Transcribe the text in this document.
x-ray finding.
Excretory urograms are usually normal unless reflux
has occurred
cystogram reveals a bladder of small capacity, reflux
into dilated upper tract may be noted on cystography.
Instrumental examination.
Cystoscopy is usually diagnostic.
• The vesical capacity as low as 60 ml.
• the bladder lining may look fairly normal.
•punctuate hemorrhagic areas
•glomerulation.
______
Written request:
Write out all the entries exactly.

Response:
Transcribe the text in this document.
x-ray finding.
Excretory urograms are usually normal unless reflux
has occurred
cystogram reveals a bladder of small capacity, reflux
into dilated upper tract may be noted on cystography.
Instrumental examination.
Cystoscopy is usually diagnostic.
• The vesical capacity as low as 60 ml.
• the bladder lining may look fairly normal.
•punctuate hemorrhagic areas
•glomerulation.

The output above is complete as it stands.